### Passage provided
[Begin]
I was looking at the equation I posted above, and was thinking it would be pretty painstaking to give every single stat/skill an estimated required value, so I was thinking I could just take the users current base skill or base stat, and then use those for caps. So even if the user had several 'seasoned' items it would add to the total cap pool, but won't go over the max.

So on a skill, I could take Floor(currentSkill *0.2)+1

So at lvl 100 Slash, the max bonus I could get is +21 and even if I have 0 Slash ability and I use this item, my max +Slash I could get is 1 [(Floor 0)+1]
So this would setup a system where every 5 points in sword, you gain +1 skill bonus cap.

Hmm now what to do with stats... :/
There are several ways of looking at this:

  • The recently-created character cannot use the item. It cannot be equipped, or it can be equipped as if it were a piece of junk (used as an improvised weapon), or perhaps as a normal weapon of the same type (so, your flaming greatsword of gore will be a plain old non-flaming greatsword of not-gore). This works well with on/off items (such as an amulet that allows on-command teleport).

  • The recently-created character can use the item at a restricted rate. So, if you expect the sword to be used by someone with STR 100, but the character has only STR 50, then all the properties of the weapon are divided by a factor that may be linear in the skill ratio, or worse. For instance, you can decide that the bonus is equal to Bonus / (101 - STR) or an equivalent function, to make it very useless for a less-powerful character. Or, on the contrary, you could decide that another function (log? sqrt? 1-exp?) is used to grant more power than what linear would allow.

  • The recently-created character can use the item fully, but incurs a penalty. This penalty can be constant (for instance, mana usage or endurance can deter less-skilled characters from using an item, whereas a better character will just shrug it off. Or it can be reserved to characters below the skill requirement : constant life loss while using the item, random curses, critical fumbles being more probable etc.
[End]
### Data extract
[Begin]
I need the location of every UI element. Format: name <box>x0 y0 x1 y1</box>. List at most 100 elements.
[End]
### Written exercise 1
Answer these from the post on item bonus caps:
(a) What formula is given for the cap on a skill bonus?
(b) What is the largest bonus possible at level 100 Slash?
(c) What is named as an example of an on/off item?
### Written exercise 2
Summarize the post on item bonus caps in two sentences.
### Written exercise 3
Return the portion of the post on item bonus caps from "Hmm now what" up to and including "allows on-command teleport).".
Nothing in the listing is needed for this work.

### Result 1
(a) Floor(currentSkill *0.2)+1
(b) +21
(c) An amulet that allows on-command teleport

### Result 2
The writer proposes setting bonus caps from a user's current base skill or stat with Floor(currentSkill *0.2)+1, which gives +1 skill bonus cap for every 5 points. For a recently-created character, the item might be unusable, usable at a restricted rate, or usable fully with a penalty.

### Result 3
Hmm now what to do with stats... :/
There are several ways of looking at this:

  • The recently-created character cannot use the item. It cannot be equipped, or it can be equipped as if it were a piece of junk (used as an improvised weapon), or perhaps as a normal weapon of the same type (so, your flaming greatsword of gore will be a plain old non-flaming greatsword of not-gore). This works well with on/off items (such as an amulet that allows on-command teleport).